START
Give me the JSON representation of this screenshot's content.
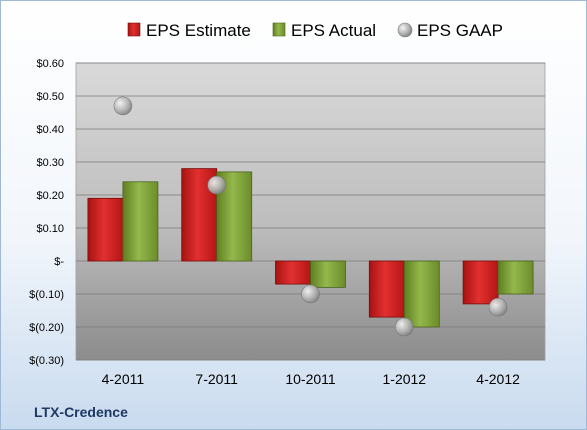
{
  "chart_data": {
    "type": "bar",
    "categories": [
      "4-2011",
      "7-2011",
      "10-2011",
      "1-2012",
      "4-2012"
    ],
    "series": [
      {
        "name": "EPS Estimate",
        "kind": "bar",
        "color": "#d42020",
        "values": [
          0.19,
          0.28,
          -0.07,
          -0.17,
          -0.13
        ]
      },
      {
        "name": "EPS Actual",
        "kind": "bar",
        "color": "#7fa23a",
        "values": [
          0.24,
          0.27,
          -0.08,
          -0.2,
          -0.1
        ]
      },
      {
        "name": "EPS GAAP",
        "kind": "marker",
        "color": "#a8a8a8",
        "values": [
          0.47,
          0.23,
          -0.1,
          -0.2,
          -0.14
        ]
      }
    ],
    "y_ticks": [
      {
        "value": 0.6,
        "label": "$0.60"
      },
      {
        "value": 0.5,
        "label": "$0.50"
      },
      {
        "value": 0.4,
        "label": "$0.40"
      },
      {
        "value": 0.3,
        "label": "$0.30"
      },
      {
        "value": 0.2,
        "label": "$0.20"
      },
      {
        "value": 0.1,
        "label": "$0.10"
      },
      {
        "value": 0.0,
        "label": "$-"
      },
      {
        "value": -0.1,
        "label": "$(0.10)"
      },
      {
        "value": -0.2,
        "label": "$(0.20)"
      },
      {
        "value": -0.3,
        "label": "$(0.30)"
      }
    ],
    "ylim": [
      -0.3,
      0.6
    ],
    "grid": true,
    "legend_position": "top",
    "footer": "LTX-Credence"
  }
}
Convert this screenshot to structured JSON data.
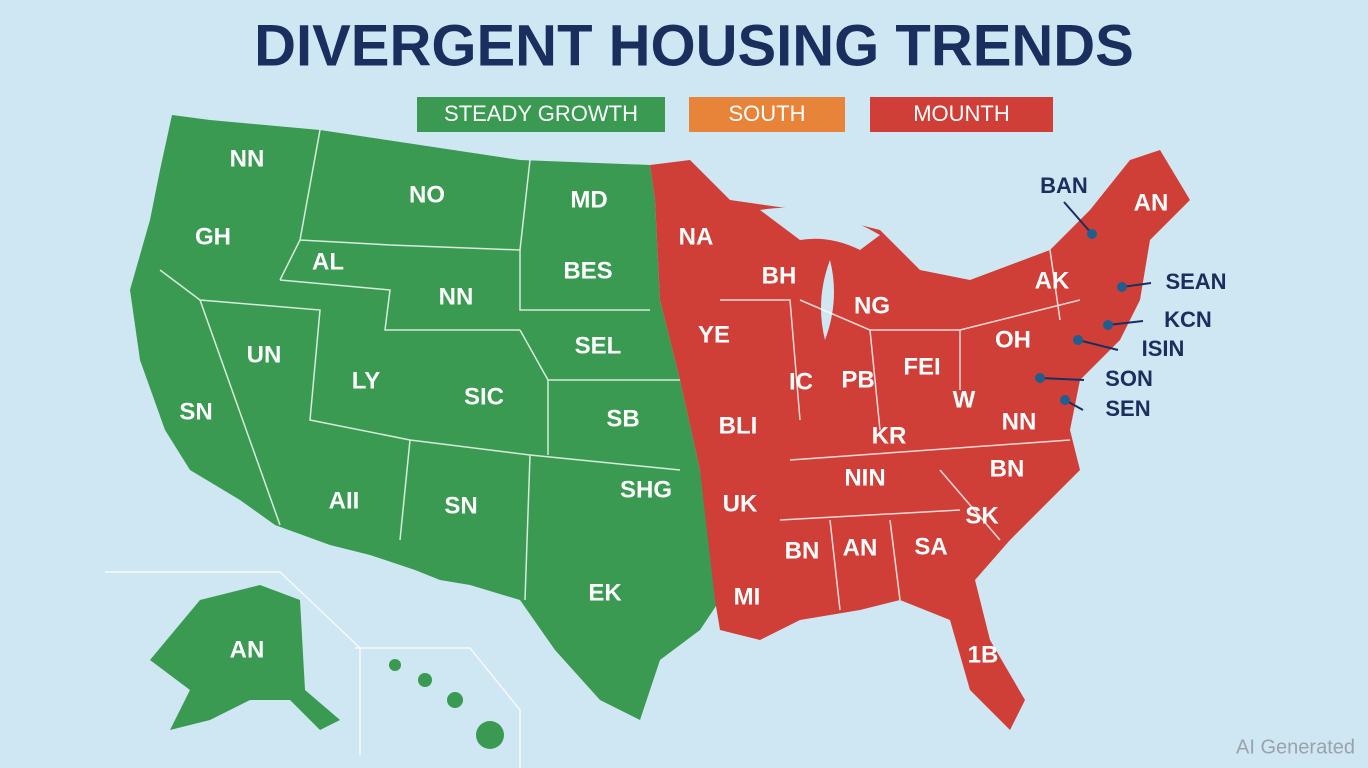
{
  "title": "DIVERGENT HOUSING TRENDS",
  "legend": [
    {
      "label": "STEADY GROWTH",
      "color": "#3a9a52"
    },
    {
      "label": "SOUTH",
      "color": "#e8843a"
    },
    {
      "label": "MOUNTH",
      "color": "#cf3f38"
    }
  ],
  "map": {
    "green_regions": [
      "NN",
      "NO",
      "MD",
      "GH",
      "AL",
      "BES",
      "NN",
      "UN",
      "SEL",
      "LY",
      "SIC",
      "SN",
      "SB",
      "AII",
      "SN",
      "SHG",
      "EK",
      "AN"
    ],
    "red_regions": [
      "AN",
      "NA",
      "BH",
      "AK",
      "NG",
      "YE",
      "OH",
      "FEI",
      "PB",
      "IC",
      "W",
      "KR",
      "BLI",
      "NN",
      "NIN",
      "BN",
      "UK",
      "SK",
      "BN",
      "AN",
      "SA",
      "MI",
      "1B"
    ],
    "callouts": [
      "BAN",
      "SEAN",
      "KCN",
      "ISIN",
      "SON",
      "SEN"
    ]
  },
  "watermark": "AI Generated"
}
END
■ Direction
Do not copy pictures. Restate exactly the lines from the one containing "Convert this screenshot" through the last line of the records.

■ Final answer
Convert this screenshot to structured JSON data.
{
  "title": "DIVERGENT HOUSING TRENDS",
  "legend": [
    {
      "label": "STEADY GROWTH",
      "color": "#3a9a52"
    },
    {
      "label": "SOUTH",
      "color": "#e8843a"
    },
    {
      "label": "MOUNTH",
      "color": "#cf3f38"
    }
  ],
  "map": {
    "green_regions": [
      "NN",
      "NO",
      "MD",
      "GH",
      "AL",
      "BES",
      "NN",
      "UN",
      "SEL",
      "LY",
      "SIC",
      "SN",
      "SB",
      "AII",
      "SN",
      "SHG",
      "EK",
      "AN"
    ],
    "red_regions": [
      "AN",
      "NA",
      "BH",
      "AK",
      "NG",
      "YE",
      "OH",
      "FEI",
      "PB",
      "IC",
      "W",
      "KR",
      "BLI",
      "NN",
      "NIN",
      "BN",
      "UK",
      "SK",
      "BN",
      "AN",
      "SA",
      "MI",
      "1B"
    ],
    "callouts": [
      "BAN",
      "SEAN",
      "KCN",
      "ISIN",
      "SON",
      "SEN"
    ]
  },
  "watermark": "AI Generated"
}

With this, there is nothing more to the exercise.